_YOUR INSTRUCTIONS_:
Find each line with the word "Output" and say how many there are, nothing else.

_RECORDS TO PROCESS_:
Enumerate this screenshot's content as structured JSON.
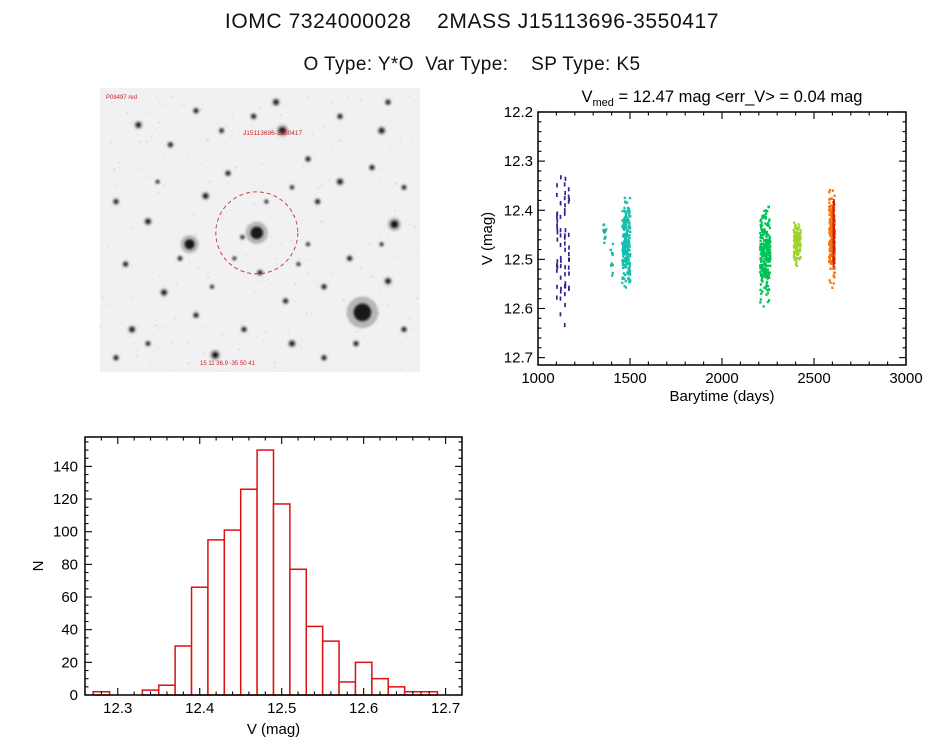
{
  "header": {
    "title_line": "IOMC 7324000028    2MASS J15113696-3550417",
    "subtitle_line": "O Type: Y*O  Var Type:    SP Type: K5"
  },
  "finder_chart": {
    "top_left_label": "P08497 red",
    "target_label": "J15113696-3550417",
    "bottom_label": "15 11 36.9  -35 50 41",
    "annotation_color": "#cc2222",
    "background": "#f1f1f4",
    "circle": {
      "cx_pct": 49,
      "cy_pct": 51,
      "r": 41
    },
    "stars": [
      [
        49,
        51,
        6.2
      ],
      [
        44.5,
        52.5,
        1.6
      ],
      [
        82,
        79,
        8.8
      ],
      [
        28,
        55,
        5.0
      ],
      [
        57,
        15,
        3.4
      ],
      [
        92,
        48,
        3.7
      ],
      [
        36,
        94,
        3.0
      ],
      [
        12,
        13,
        2.4
      ],
      [
        22,
        20,
        2.0
      ],
      [
        55,
        5,
        2.4
      ],
      [
        75,
        10,
        2.0
      ],
      [
        88,
        15,
        2.5
      ],
      [
        65,
        25,
        2.0
      ],
      [
        5,
        40,
        2.0
      ],
      [
        15,
        47,
        2.4
      ],
      [
        8,
        62,
        2.0
      ],
      [
        20,
        72,
        2.4
      ],
      [
        30,
        80,
        2.0
      ],
      [
        45,
        85,
        2.0
      ],
      [
        60,
        90,
        2.4
      ],
      [
        70,
        70,
        2.0
      ],
      [
        78,
        60,
        2.0
      ],
      [
        90,
        68,
        2.4
      ],
      [
        95,
        85,
        2.0
      ],
      [
        40,
        30,
        2.0
      ],
      [
        33,
        38,
        2.4
      ],
      [
        68,
        40,
        2.0
      ],
      [
        75,
        33,
        2.4
      ],
      [
        85,
        28,
        2.0
      ],
      [
        50,
        65,
        2.0
      ],
      [
        58,
        75,
        2.0
      ],
      [
        25,
        60,
        1.8
      ],
      [
        10,
        85,
        2.4
      ],
      [
        5,
        95,
        2.0
      ],
      [
        48,
        10,
        2.0
      ],
      [
        38,
        15,
        1.8
      ],
      [
        30,
        8,
        2.0
      ],
      [
        95,
        35,
        1.8
      ],
      [
        90,
        5,
        2.0
      ],
      [
        65,
        55,
        1.5
      ],
      [
        42,
        60,
        1.5
      ],
      [
        18,
        33,
        1.5
      ],
      [
        52,
        40,
        1.5
      ],
      [
        62,
        62,
        1.5
      ],
      [
        80,
        90,
        2.0
      ],
      [
        70,
        95,
        2.0
      ],
      [
        35,
        70,
        1.5
      ],
      [
        88,
        55,
        1.5
      ],
      [
        15,
        90,
        1.8
      ],
      [
        60,
        35,
        1.6
      ]
    ]
  },
  "chart_data": [
    {
      "type": "scatter",
      "title": "Vmed = 12.47 mag  <err_V> = 0.04 mag",
      "title_parts": {
        "v": "V",
        "sub": "med",
        "rest": " = 12.47 mag  <err_V> = 0.04 mag"
      },
      "v_med_mag": 12.47,
      "err_v_mag": 0.04,
      "xlabel": "Barytime (days)",
      "ylabel": "V (mag)",
      "xlim": [
        1000,
        3000
      ],
      "ylim_top": 12.2,
      "ylim_bottom": 12.715,
      "y_axis_inverted": true,
      "xticks": [
        1000,
        1500,
        2000,
        2500,
        3000
      ],
      "xtick_labels": [
        "1000",
        "1500",
        "2000",
        "2500",
        "3000"
      ],
      "yticks": [
        12.2,
        12.3,
        12.4,
        12.5,
        12.6,
        12.7
      ],
      "ytick_labels": [
        "12.2",
        "12.3",
        "12.4",
        "12.5",
        "12.6",
        "12.7"
      ],
      "x_minor_step": 100,
      "y_minor_step": 0.02,
      "clusters": [
        {
          "name": "epoch-1",
          "color": "#38218f",
          "x_columns": [
            1104,
            1123,
            1147,
            1168
          ],
          "x_jitter": 2,
          "y_mean": 12.48,
          "y_sigma": 0.085,
          "y_min": 12.3,
          "y_max": 12.66,
          "count": 64,
          "dash": true
        },
        {
          "name": "epoch-2a",
          "color": "#17b3a3",
          "x_min": 1356,
          "x_max": 1372,
          "y_mean": 12.45,
          "y_sigma": 0.015,
          "y_min": 12.42,
          "y_max": 12.49,
          "count": 12
        },
        {
          "name": "epoch-2b",
          "color": "#17b3a3",
          "x_min": 1393,
          "x_max": 1407,
          "y_mean": 12.49,
          "y_sigma": 0.02,
          "y_min": 12.45,
          "y_max": 12.54,
          "count": 10
        },
        {
          "name": "epoch-3",
          "color": "#14bfae",
          "x_min": 1458,
          "x_max": 1502,
          "y_mean": 12.465,
          "y_sigma": 0.04,
          "y_min": 12.37,
          "y_max": 12.62,
          "count": 230
        },
        {
          "name": "epoch-4",
          "color": "#00c257",
          "x_min": 2207,
          "x_max": 2263,
          "y_mean": 12.49,
          "y_sigma": 0.045,
          "y_min": 12.39,
          "y_max": 12.64,
          "count": 260
        },
        {
          "name": "epoch-5",
          "color": "#9ed32a",
          "x_min": 2390,
          "x_max": 2428,
          "y_mean": 12.465,
          "y_sigma": 0.02,
          "y_min": 12.425,
          "y_max": 12.52,
          "count": 130
        },
        {
          "name": "epoch-6",
          "color": "#f97306",
          "x_min": 2582,
          "x_max": 2614,
          "y_mean": 12.455,
          "y_sigma": 0.038,
          "y_min": 12.355,
          "y_max": 12.57,
          "count": 230
        },
        {
          "name": "epoch-6b",
          "color": "#cf1d0e",
          "x_columns": [
            2607
          ],
          "x_jitter": 2,
          "y_mean": 12.45,
          "y_sigma": 0.035,
          "y_min": 12.38,
          "y_max": 12.55,
          "count": 70,
          "dash": true
        }
      ]
    },
    {
      "type": "bar",
      "title": "",
      "xlabel": "V (mag)",
      "ylabel": "N",
      "bar_color": "#dd1111",
      "xlim": [
        12.26,
        12.72
      ],
      "ylim": [
        0,
        158
      ],
      "xticks": [
        12.3,
        12.4,
        12.5,
        12.6,
        12.7
      ],
      "xtick_labels": [
        "12.3",
        "12.4",
        "12.5",
        "12.6",
        "12.7"
      ],
      "yticks": [
        0,
        20,
        40,
        60,
        80,
        100,
        120,
        140
      ],
      "ytick_labels": [
        "0",
        "20",
        "40",
        "60",
        "80",
        "100",
        "120",
        "140"
      ],
      "x_minor_step": 0.02,
      "y_minor_step": 5,
      "bin_start": 12.27,
      "bin_width": 0.02,
      "counts": [
        2,
        0,
        0,
        3,
        6,
        30,
        66,
        95,
        101,
        126,
        150,
        117,
        77,
        42,
        33,
        8,
        20,
        10,
        5,
        2,
        2
      ]
    }
  ]
}
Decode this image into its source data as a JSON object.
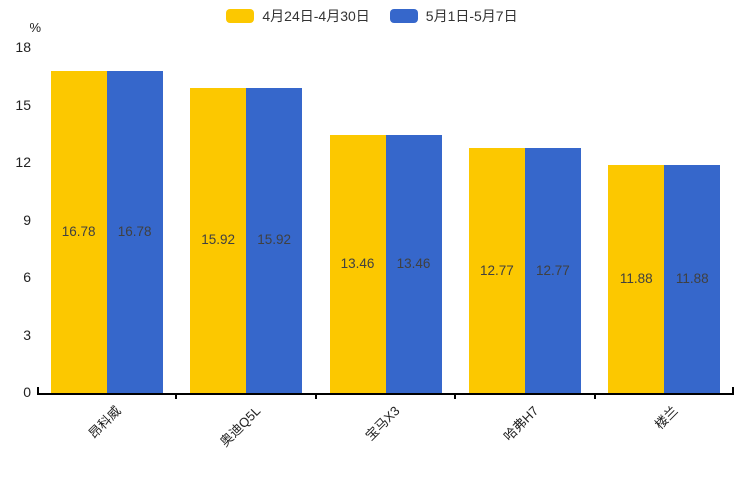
{
  "chart_data": {
    "type": "bar",
    "title": "",
    "ylabel": "%",
    "xlabel": "",
    "ylim": [
      0,
      18
    ],
    "yticks": [
      0,
      3,
      6,
      9,
      12,
      15,
      18
    ],
    "grid": false,
    "legend_position": "top-center",
    "categories": [
      "昂科威",
      "奥迪Q5L",
      "宝马X3",
      "哈弗H7",
      "楼兰"
    ],
    "series": [
      {
        "name": "4月24日-4月30日",
        "color": "#FCC800",
        "values": [
          16.78,
          15.92,
          13.46,
          12.77,
          11.88
        ]
      },
      {
        "name": "5月1日-5月7日",
        "color": "#3667CB",
        "values": [
          16.78,
          15.92,
          13.46,
          12.77,
          11.88
        ]
      }
    ],
    "value_labels": "inside-center",
    "value_label_color": "#404040",
    "axis_color": "#000000",
    "tick_label_color": "#222222",
    "background": "#FFFFFF"
  }
}
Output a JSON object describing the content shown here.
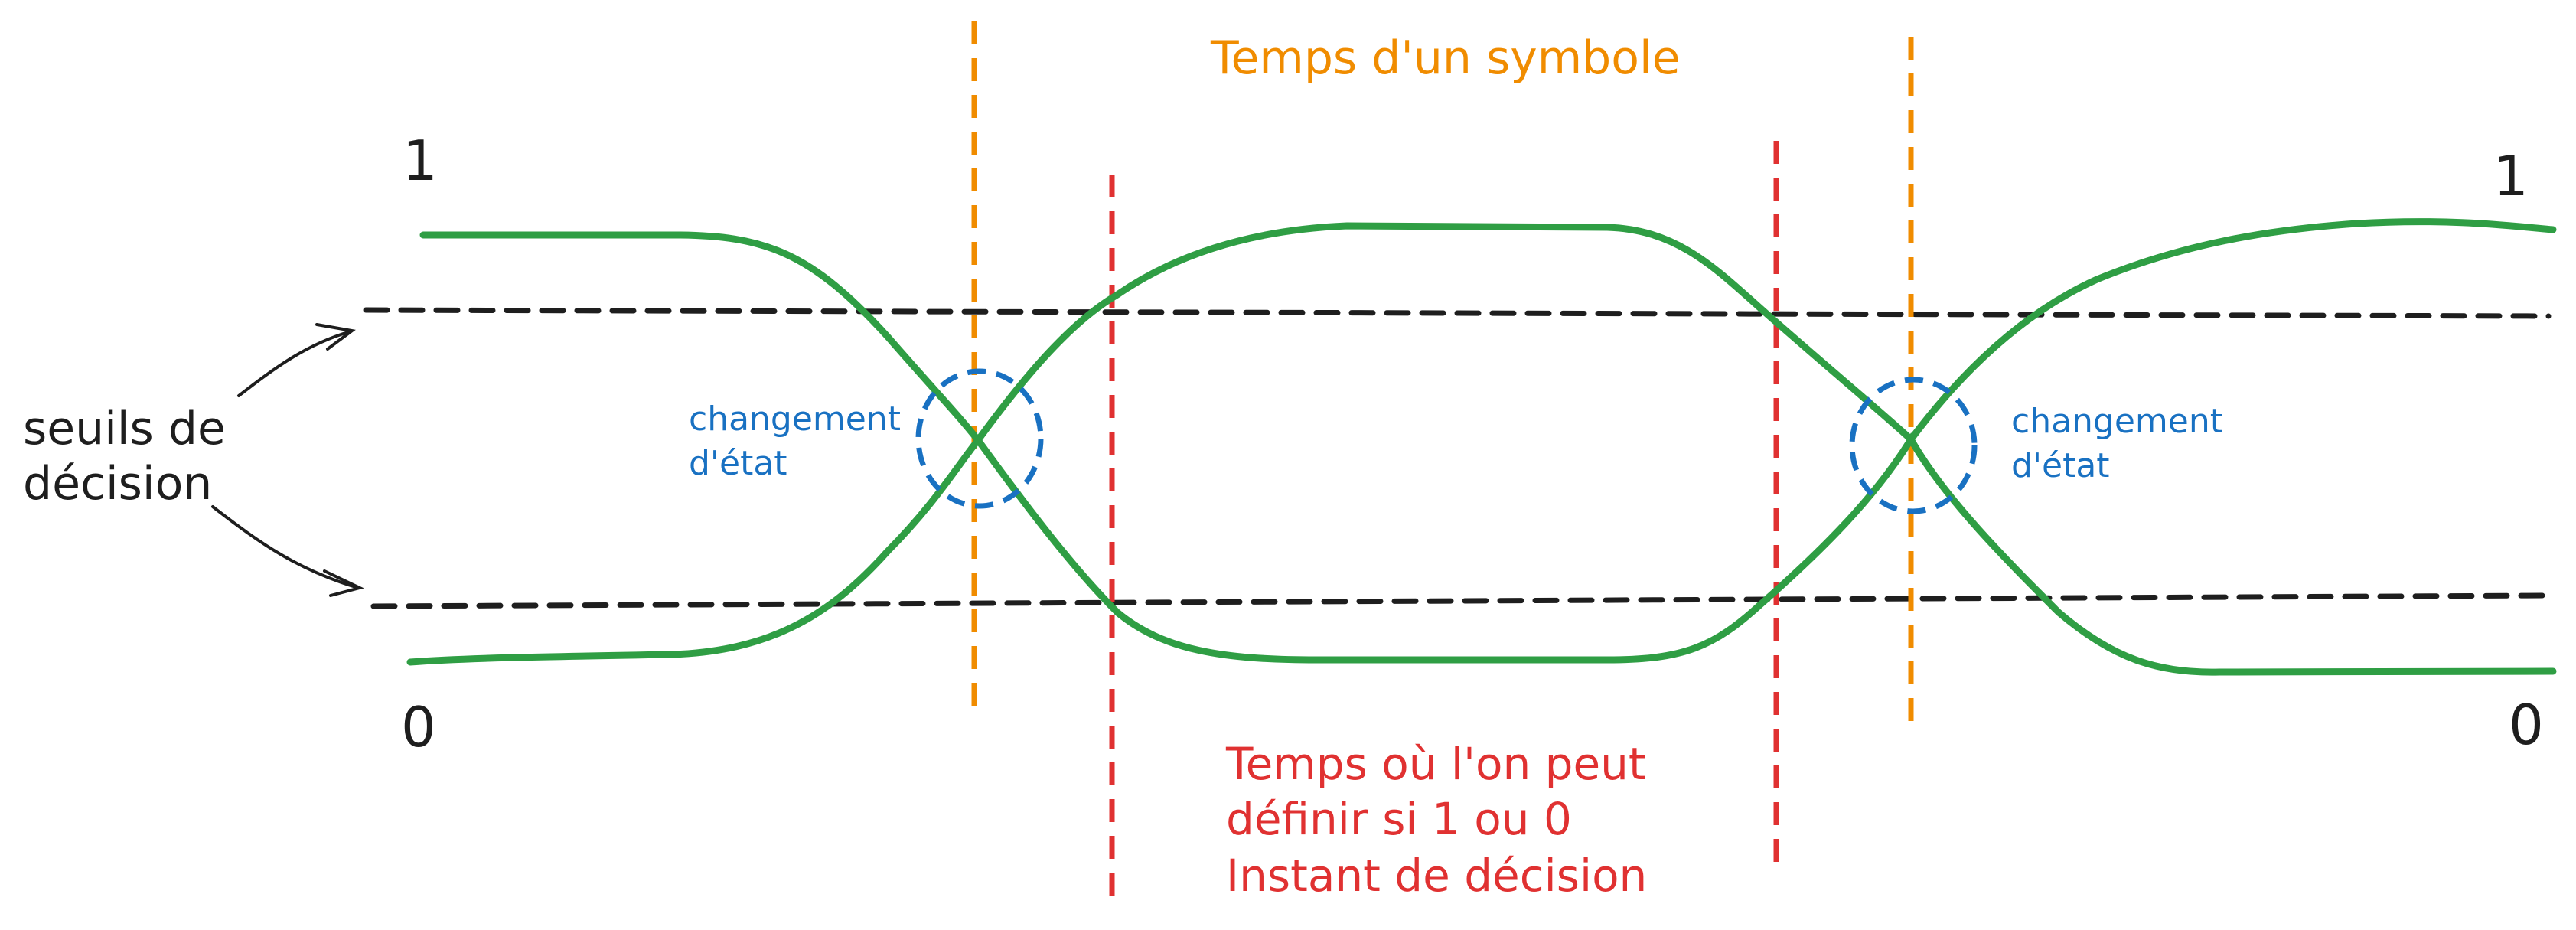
{
  "colors": {
    "signal": "#2f9e44",
    "threshold": "#1e1e1e",
    "symbol_time": "#f08c00",
    "decision_time": "#e03131",
    "state_change": "#1971c2",
    "background": "#ffffff"
  },
  "labels": {
    "symbol_time": "Temps d'un symbole",
    "level_high_left": "1",
    "level_high_right": "1",
    "level_low_left": "0",
    "level_low_right": "0",
    "thresholds_line1": "seuils de",
    "thresholds_line2": "décision",
    "state_change_left_line1": "changement",
    "state_change_left_line2": "d'état",
    "state_change_right_line1": "changement",
    "state_change_right_line2": "d'état",
    "decision_line1": "Temps où l'on peut",
    "decision_line2": "définir si 1 ou 0",
    "decision_line3": "Instant de décision"
  },
  "icons": {
    "arrow_upper": "arrow-icon",
    "arrow_lower": "arrow-icon",
    "circle_left": "dashed-circle-icon",
    "circle_right": "dashed-circle-icon"
  }
}
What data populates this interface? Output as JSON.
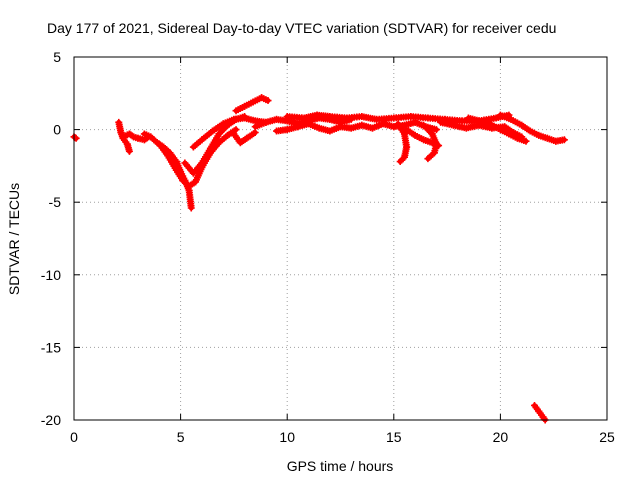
{
  "chart_data": {
    "type": "scatter",
    "title": "Day 177 of 2021, Sidereal Day-to-day VTEC variation (SDTVAR) for receiver cedu",
    "xlabel": "GPS time / hours",
    "ylabel": "SDTVAR / TECUs",
    "xlim": [
      0,
      25
    ],
    "ylim": [
      -20,
      5
    ],
    "xticks": [
      0,
      5,
      10,
      15,
      20,
      25
    ],
    "yticks": [
      5,
      0,
      -5,
      -10,
      -15,
      -20
    ],
    "grid": true,
    "legend": "none",
    "series": [
      {
        "name": "SDTVAR",
        "color": "#ff0000",
        "marker": "+",
        "segments": [
          [
            [
              0.0,
              -0.5
            ],
            [
              0.1,
              -0.6
            ]
          ],
          [
            [
              2.1,
              0.5
            ],
            [
              2.2,
              -0.2
            ],
            [
              2.3,
              -0.6
            ],
            [
              2.5,
              -1.0
            ],
            [
              2.6,
              -1.5
            ]
          ],
          [
            [
              2.3,
              -0.5
            ],
            [
              2.6,
              -0.3
            ],
            [
              2.8,
              -0.5
            ],
            [
              3.0,
              -0.6
            ],
            [
              3.3,
              -0.7
            ],
            [
              3.5,
              -0.5
            ]
          ],
          [
            [
              3.3,
              -0.3
            ],
            [
              3.6,
              -0.5
            ],
            [
              3.9,
              -0.9
            ],
            [
              4.2,
              -1.2
            ],
            [
              4.5,
              -1.6
            ],
            [
              4.8,
              -2.2
            ],
            [
              5.0,
              -2.9
            ],
            [
              5.2,
              -3.5
            ],
            [
              5.4,
              -4.2
            ],
            [
              5.5,
              -5.4
            ]
          ],
          [
            [
              4.0,
              -1.0
            ],
            [
              4.4,
              -1.8
            ],
            [
              4.8,
              -2.8
            ],
            [
              5.1,
              -3.5
            ],
            [
              5.4,
              -3.9
            ],
            [
              5.7,
              -3.6
            ],
            [
              6.0,
              -2.6
            ],
            [
              6.4,
              -1.6
            ],
            [
              6.8,
              -0.9
            ],
            [
              7.2,
              -0.4
            ],
            [
              7.6,
              0.0
            ]
          ],
          [
            [
              5.2,
              -2.3
            ],
            [
              5.6,
              -3.0
            ],
            [
              6.0,
              -2.3
            ],
            [
              6.4,
              -1.3
            ],
            [
              6.8,
              -0.3
            ],
            [
              7.2,
              0.3
            ],
            [
              7.6,
              0.7
            ],
            [
              8.0,
              0.9
            ]
          ],
          [
            [
              5.6,
              -1.2
            ],
            [
              6.0,
              -0.7
            ],
            [
              6.5,
              -0.1
            ],
            [
              7.0,
              0.4
            ],
            [
              7.5,
              0.7
            ],
            [
              8.0,
              0.8
            ],
            [
              8.5,
              0.6
            ],
            [
              9.0,
              0.5
            ]
          ],
          [
            [
              7.5,
              -0.3
            ],
            [
              7.8,
              -0.9
            ],
            [
              8.1,
              -0.6
            ],
            [
              8.5,
              -0.2
            ]
          ],
          [
            [
              7.6,
              1.3
            ],
            [
              8.0,
              1.6
            ],
            [
              8.4,
              1.9
            ],
            [
              8.8,
              2.2
            ],
            [
              9.1,
              2.0
            ]
          ],
          [
            [
              8.5,
              0.2
            ],
            [
              9.0,
              0.5
            ],
            [
              9.5,
              0.7
            ],
            [
              10.0,
              0.6
            ],
            [
              10.5,
              0.4
            ],
            [
              11.0,
              0.6
            ],
            [
              11.5,
              0.8
            ],
            [
              12.0,
              0.7
            ],
            [
              12.5,
              0.5
            ],
            [
              13.0,
              0.7
            ]
          ],
          [
            [
              9.5,
              -0.1
            ],
            [
              10.0,
              0.0
            ],
            [
              10.5,
              0.2
            ],
            [
              11.0,
              0.4
            ],
            [
              11.5,
              0.1
            ],
            [
              12.0,
              -0.1
            ],
            [
              12.5,
              0.2
            ],
            [
              13.0,
              0.1
            ],
            [
              13.5,
              0.3
            ]
          ],
          [
            [
              10.0,
              0.9
            ],
            [
              10.8,
              0.8
            ],
            [
              11.4,
              1.0
            ],
            [
              12.0,
              0.9
            ],
            [
              12.8,
              0.8
            ],
            [
              13.5,
              0.9
            ],
            [
              14.2,
              0.7
            ],
            [
              15.0,
              0.8
            ],
            [
              15.8,
              0.9
            ],
            [
              16.6,
              0.8
            ],
            [
              17.4,
              0.7
            ],
            [
              18.2,
              0.6
            ],
            [
              19.0,
              0.6
            ],
            [
              19.8,
              0.8
            ],
            [
              20.4,
              1.0
            ]
          ],
          [
            [
              13.5,
              0.3
            ],
            [
              14.0,
              0.1
            ],
            [
              14.5,
              0.4
            ],
            [
              15.0,
              0.2
            ],
            [
              15.5,
              0.3
            ],
            [
              16.0,
              0.5
            ],
            [
              16.5,
              0.2
            ],
            [
              17.0,
              0.0
            ]
          ],
          [
            [
              15.2,
              0.4
            ],
            [
              15.5,
              -0.3
            ],
            [
              15.6,
              -1.2
            ],
            [
              15.5,
              -1.9
            ],
            [
              15.3,
              -2.2
            ]
          ],
          [
            [
              15.6,
              0.0
            ],
            [
              16.0,
              -0.4
            ],
            [
              16.4,
              -0.7
            ],
            [
              16.8,
              -0.9
            ],
            [
              17.1,
              -1.1
            ]
          ],
          [
            [
              16.4,
              0.3
            ],
            [
              16.8,
              -0.3
            ],
            [
              17.0,
              -1.0
            ],
            [
              16.9,
              -1.6
            ],
            [
              16.6,
              -2.0
            ]
          ],
          [
            [
              17.2,
              0.5
            ],
            [
              17.8,
              0.3
            ],
            [
              18.4,
              0.1
            ],
            [
              19.0,
              0.3
            ],
            [
              19.6,
              0.1
            ],
            [
              20.2,
              0.2
            ],
            [
              20.6,
              -0.2
            ],
            [
              21.0,
              -0.5
            ]
          ],
          [
            [
              18.5,
              0.8
            ],
            [
              19.0,
              0.6
            ],
            [
              19.5,
              0.4
            ],
            [
              20.0,
              0.0
            ],
            [
              20.4,
              -0.3
            ],
            [
              20.8,
              -0.6
            ],
            [
              21.2,
              -0.8
            ]
          ],
          [
            [
              20.0,
              1.0
            ],
            [
              20.5,
              0.7
            ],
            [
              21.0,
              0.3
            ],
            [
              21.4,
              -0.1
            ],
            [
              21.8,
              -0.4
            ],
            [
              22.2,
              -0.6
            ],
            [
              22.6,
              -0.8
            ],
            [
              23.0,
              -0.7
            ]
          ],
          [
            [
              21.6,
              -19.0
            ],
            [
              21.8,
              -19.4
            ],
            [
              22.0,
              -19.8
            ],
            [
              22.1,
              -20.0
            ]
          ]
        ]
      }
    ]
  }
}
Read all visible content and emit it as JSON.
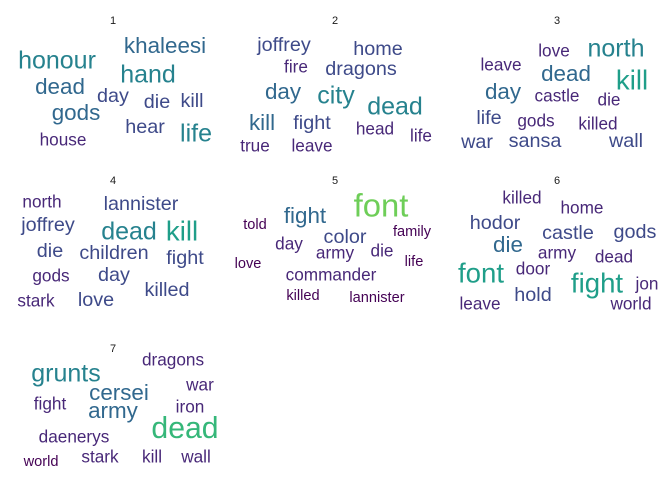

_FINISHED TASK_:
2